_What is asked_
Write out the entries below once more, exactly, with the pictures left out.

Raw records
[Begin]

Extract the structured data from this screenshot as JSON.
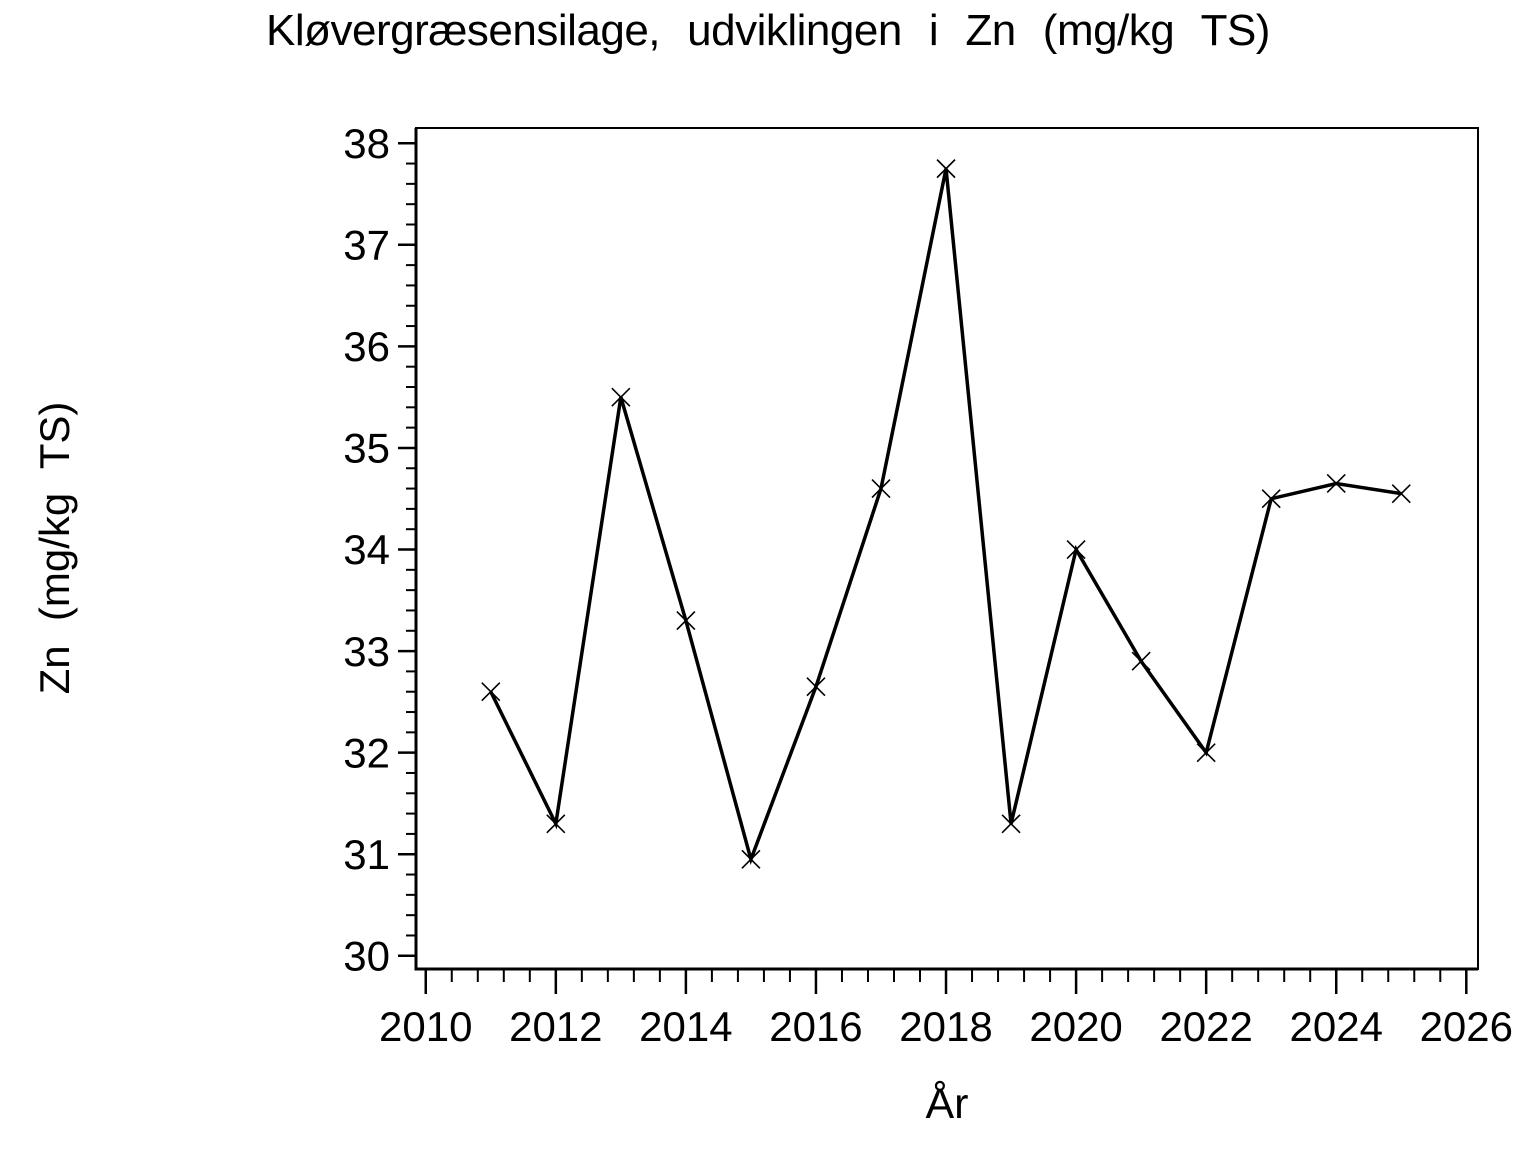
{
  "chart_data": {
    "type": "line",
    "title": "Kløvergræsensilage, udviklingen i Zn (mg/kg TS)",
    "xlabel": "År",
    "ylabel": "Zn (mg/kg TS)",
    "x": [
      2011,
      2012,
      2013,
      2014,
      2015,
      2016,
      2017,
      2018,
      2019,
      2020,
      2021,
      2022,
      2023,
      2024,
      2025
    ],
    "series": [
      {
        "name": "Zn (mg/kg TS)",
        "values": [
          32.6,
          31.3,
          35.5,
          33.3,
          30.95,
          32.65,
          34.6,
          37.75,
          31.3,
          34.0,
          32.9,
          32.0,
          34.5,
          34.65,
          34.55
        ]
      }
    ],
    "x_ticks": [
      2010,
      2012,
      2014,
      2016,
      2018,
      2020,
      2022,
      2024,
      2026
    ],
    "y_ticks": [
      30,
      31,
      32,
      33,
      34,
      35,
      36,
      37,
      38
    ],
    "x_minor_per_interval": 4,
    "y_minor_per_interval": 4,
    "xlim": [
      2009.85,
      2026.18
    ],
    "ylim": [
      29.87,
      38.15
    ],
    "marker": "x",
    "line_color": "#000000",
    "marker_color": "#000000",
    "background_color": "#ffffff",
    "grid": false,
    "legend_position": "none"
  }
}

[End]

_The solution_
Extract the structured data from this screenshot as JSON.
{
  "chart_data": {
    "type": "line",
    "title": "Kløvergræsensilage, udviklingen i Zn (mg/kg TS)",
    "xlabel": "År",
    "ylabel": "Zn (mg/kg TS)",
    "x": [
      2011,
      2012,
      2013,
      2014,
      2015,
      2016,
      2017,
      2018,
      2019,
      2020,
      2021,
      2022,
      2023,
      2024,
      2025
    ],
    "series": [
      {
        "name": "Zn (mg/kg TS)",
        "values": [
          32.6,
          31.3,
          35.5,
          33.3,
          30.95,
          32.65,
          34.6,
          37.75,
          31.3,
          34.0,
          32.9,
          32.0,
          34.5,
          34.65,
          34.55
        ]
      }
    ],
    "x_ticks": [
      2010,
      2012,
      2014,
      2016,
      2018,
      2020,
      2022,
      2024,
      2026
    ],
    "y_ticks": [
      30,
      31,
      32,
      33,
      34,
      35,
      36,
      37,
      38
    ],
    "x_minor_per_interval": 4,
    "y_minor_per_interval": 4,
    "xlim": [
      2009.85,
      2026.18
    ],
    "ylim": [
      29.87,
      38.15
    ],
    "marker": "x",
    "line_color": "#000000",
    "marker_color": "#000000",
    "background_color": "#ffffff",
    "grid": false,
    "legend_position": "none"
  }
}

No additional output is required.